— BEGIN RECORDS SUPPLIED —

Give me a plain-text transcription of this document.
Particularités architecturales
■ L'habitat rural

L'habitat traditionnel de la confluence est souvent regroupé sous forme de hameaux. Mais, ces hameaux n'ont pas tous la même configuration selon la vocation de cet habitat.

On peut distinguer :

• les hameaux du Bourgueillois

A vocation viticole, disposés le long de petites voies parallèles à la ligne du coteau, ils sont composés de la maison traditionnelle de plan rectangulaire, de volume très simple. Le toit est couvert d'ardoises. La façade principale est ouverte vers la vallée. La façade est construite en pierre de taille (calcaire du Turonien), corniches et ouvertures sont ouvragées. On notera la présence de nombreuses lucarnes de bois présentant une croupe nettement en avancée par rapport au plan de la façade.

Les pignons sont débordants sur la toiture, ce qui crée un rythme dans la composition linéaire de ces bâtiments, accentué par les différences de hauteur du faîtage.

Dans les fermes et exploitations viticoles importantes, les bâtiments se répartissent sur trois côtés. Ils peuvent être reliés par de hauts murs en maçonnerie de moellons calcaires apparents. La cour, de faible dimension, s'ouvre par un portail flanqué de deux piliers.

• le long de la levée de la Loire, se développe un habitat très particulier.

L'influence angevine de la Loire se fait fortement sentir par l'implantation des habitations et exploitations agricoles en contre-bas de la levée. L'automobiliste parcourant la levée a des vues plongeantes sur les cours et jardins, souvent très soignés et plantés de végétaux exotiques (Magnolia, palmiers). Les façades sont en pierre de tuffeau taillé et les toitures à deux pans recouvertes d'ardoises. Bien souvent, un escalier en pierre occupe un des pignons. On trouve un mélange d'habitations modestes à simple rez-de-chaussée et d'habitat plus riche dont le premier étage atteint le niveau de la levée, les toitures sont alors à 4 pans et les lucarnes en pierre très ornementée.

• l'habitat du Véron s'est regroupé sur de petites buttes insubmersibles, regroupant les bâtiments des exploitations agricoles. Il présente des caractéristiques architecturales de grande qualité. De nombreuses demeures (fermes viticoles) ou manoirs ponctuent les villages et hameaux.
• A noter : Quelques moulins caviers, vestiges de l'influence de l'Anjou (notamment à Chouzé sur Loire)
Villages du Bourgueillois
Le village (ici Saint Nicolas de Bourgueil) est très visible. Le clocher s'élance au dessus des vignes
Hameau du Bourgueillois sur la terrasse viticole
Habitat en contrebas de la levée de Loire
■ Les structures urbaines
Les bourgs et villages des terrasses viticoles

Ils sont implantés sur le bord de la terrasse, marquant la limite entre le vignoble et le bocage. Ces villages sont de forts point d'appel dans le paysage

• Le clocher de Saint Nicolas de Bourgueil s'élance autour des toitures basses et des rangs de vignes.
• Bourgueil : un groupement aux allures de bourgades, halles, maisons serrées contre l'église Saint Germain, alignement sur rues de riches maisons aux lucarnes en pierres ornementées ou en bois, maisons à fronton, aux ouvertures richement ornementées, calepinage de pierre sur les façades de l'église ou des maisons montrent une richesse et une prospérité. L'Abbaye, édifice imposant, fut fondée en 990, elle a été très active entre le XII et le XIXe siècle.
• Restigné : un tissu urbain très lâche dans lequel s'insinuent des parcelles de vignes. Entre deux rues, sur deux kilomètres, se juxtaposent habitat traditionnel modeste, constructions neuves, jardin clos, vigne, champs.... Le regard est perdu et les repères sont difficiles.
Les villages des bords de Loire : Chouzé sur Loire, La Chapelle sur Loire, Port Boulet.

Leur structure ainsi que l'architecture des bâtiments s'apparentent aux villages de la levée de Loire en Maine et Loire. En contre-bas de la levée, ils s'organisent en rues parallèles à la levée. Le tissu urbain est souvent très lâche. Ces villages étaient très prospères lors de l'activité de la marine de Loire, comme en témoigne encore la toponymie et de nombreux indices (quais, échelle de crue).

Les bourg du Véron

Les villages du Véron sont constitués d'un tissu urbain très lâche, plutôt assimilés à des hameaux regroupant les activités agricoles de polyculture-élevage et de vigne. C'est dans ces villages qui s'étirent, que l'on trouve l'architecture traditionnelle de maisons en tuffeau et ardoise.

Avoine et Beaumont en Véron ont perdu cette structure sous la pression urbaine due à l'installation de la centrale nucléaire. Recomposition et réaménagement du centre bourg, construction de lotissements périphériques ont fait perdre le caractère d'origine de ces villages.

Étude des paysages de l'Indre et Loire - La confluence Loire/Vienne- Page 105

— END RECORDS SUPPLIED —

(TASK STATEMENT) Using the records above, select and copy every line that has the word "bâtiments".

(ANSWER FOR THE TASK)
Les pignons sont débordants sur la toiture, ce qui crée un rythme dans la composition linéaire de ces bâtiments, accentué par les différences de hauteur du faîtage.
Dans les fermes et exploitations viticoles importantes, les bâtiments se répartissent sur trois côtés. Ils peuvent être reliés par de hauts murs en maçonnerie de moellons calcaires apparents. La cour, de faible dimension, s'ouvre par un portail flanqué de deux piliers.
• l'habitat du Véron s'est regroupé sur de petites buttes insubmersibles, regroupant les bâtiments des exploitations agricoles. Il présente des caractéristiques architecturales de grande qualité. De nombreuses demeures (fermes viticoles) ou manoirs ponctuent les villages et hameaux.
Leur structure ainsi que l'architecture des bâtiments s'apparentent aux villages de la levée de Loire en Maine et Loire. En contre-bas de la levée, ils s'organisent en rues parallèles à la levée. Le tissu urbain est souvent très lâche. Ces villages étaient très prospères lors de l'activité de la marine de Loire, comme en témoigne encore la toponymie et de nombreux indices (quais, échelle de crue).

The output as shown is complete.